■ Görev Koşulları
**a.** Aşağıdaki (i), (ii) ve (iii) numaralı ifadelerin laiklik konulu metinle uyuşup uyuşmadığını belirtiniz. Her biri için "evet" ya da "hayır" yazınız ve kararı belirleyen sözleri metinden aynen alıntılayınız.
(i) Sayın Metatron laikliği devletin emniyet sübabı olarak nitelemiştir.
(ii) Sayın Symbol ile Sayın Selim aynı durumdan söz etmektedir.
(iii) Saygı ve hoşgörü, semavi dinlerde semavi olmayan dinlerden daha çok izlenebilmektedir.
**b.** Laiklik konulu metinde "Sayın" unvanıyla anılan kişilerin tamamını sıralayınız.
**c.** Laiklik konulu metnin "Sonrasında Sayın Metatron" sözleriyle başlayıp "da zor görülüyor.)" sözleriyle biten kısmını kelimesi kelimesine aktarınız.

■ Metin Bölümü

Sayın Symbol ve Sayın Selim’in bu başlık altında dediklerine pek bir diyeceğim yoksa da, aslında ikisinin sözünü ettiği durumlar biraz farklı. Sayın Symbol insanların kafa yapısından söz ediyor, Sayın Selim ise konuyu ülkemizdeki toplumsal yapıya çekiyor. Aynı şeyden söz etmeseler de, her ikisinin dediğine katılırım.

Ben ise bu başlık altında Sayın Metatron’un ikinci iletisinin sonrasına geçmek dileğindeyim. Orada Sayın Metatron “laiklik devletin emniyet sübabıdır” demiş ve sonra “Eğer devletin yapısında dinlere karşı tarafsızlığı ortadan kaldırırsanız, aslında devletin değil yönetime gelen hükümetin tarafında, inanışlarında bir yapıyı devlet anlayışı olarak benimsemiş olursunuz.” sözünü eklemişti.

Nitekim bizim ülkemizde görüldüğü üzere öyle oluyor ama işte o emniyet sübabı ortalıkta yok.

Sayın Metatron daha sonra “Dinler ve inanışlar devletin korumasında ama aynı zamandan bağımsız kendi iç dinamikleri ile devletin yön göstermesine ihtiyaç duymadan yaşamalıdır.” demişti.

Bu deyişinde de haklı. Ancak bizim ülkemizde hiç de öyle değil.

Sayın Metatron istediği kadar “Devlet sadece koruma ve sahip olduğu kaynaklardan din ve inanışların eşit yararlanmasını sağlamakla görevli olmalıdır.” desin… İktidar oralı olmadığı sürece kendi öngördüğü dinden yana görevler edinip, onları da kendi öngördüğü tarzda yerine getirme gayretinde olacaktır. Nitekim öyle oluyor ne yazık ki.

Sonrasında Sayın Metatron tüm semavi dinlerin saygı ve hoşgörü temelli olduğunu söylüyorsa da, her nasılsa o dediği saygı ve hoşörüyü semavi dinlerden çok semavi olmayan dinlerde izleyebiliyoruz. Demek ki teoride öyle olması gerekiyor ama pratikte hiç de öyle değil. (Burada Sayın Metatron hoşgörü sözcüğünü “tolerans” anlamına gelmek üzere kullanıyor. Fakat semavi dinlerin pratiğinde başka inanış ve düşünülere tolerans yani tahammül olmayışının yanı sıra, hoşgörü yani müsahama da zor görülüyor.)

Bu nedenle de Sayın Metatron’un hemen sonra dediği yani “Dinler doktirin içeren yapılardır. Zorlama içermez. Zorlama var ise fanatizm var demektir.” deyişi gerçekleşiyor çünkü uygulamada başka türlü söyleniyorsa da zorlamanın var olduğu açıkça görülüyor.

■ Kayıtlı Veriler

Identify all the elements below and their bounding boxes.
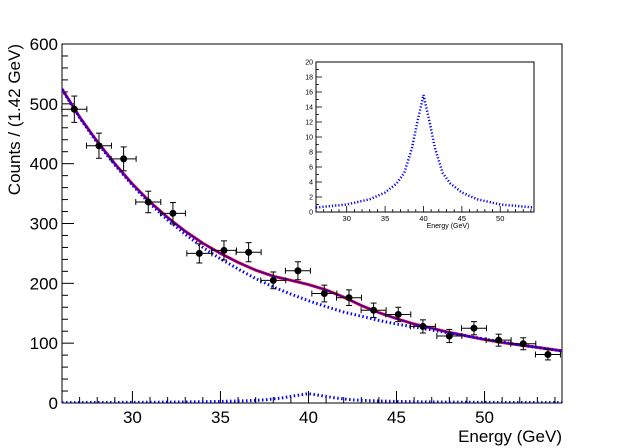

■ Alıştırma Çözümleri
**a.**
(i) Evet: "laiklik devletin emniyet sübabıdır"
(ii) Hayır: "aslında ikisinin sözünü ettiği durumlar biraz farklı"
(iii) Hayır: "semavi dinlerden çok semavi olmayan dinlerde izleyebiliyoruz"

**b.** Symbol, Selim, Metatron

**c.**
Sonrasında Sayın Metatron tüm semavi dinlerin saygı ve hoşgörü temelli olduğunu söylüyorsa da, her nasılsa o dediği saygı ve hoşörüyü semavi dinlerden çok semavi olmayan dinlerde izleyebiliyoruz. Demek ki teoride öyle olması gerekiyor ama pratikte hiç de öyle değil. (Burada Sayın Metatron hoşgörü sözcüğünü “tolerans” anlamına gelmek üzere kullanıyor. Fakat semavi dinlerin pratiğinde başka inanış ve düşünülere tolerans yani tahammül olmayışının yanı sıra, hoşgörü yani müsahama da zor görülüyor.)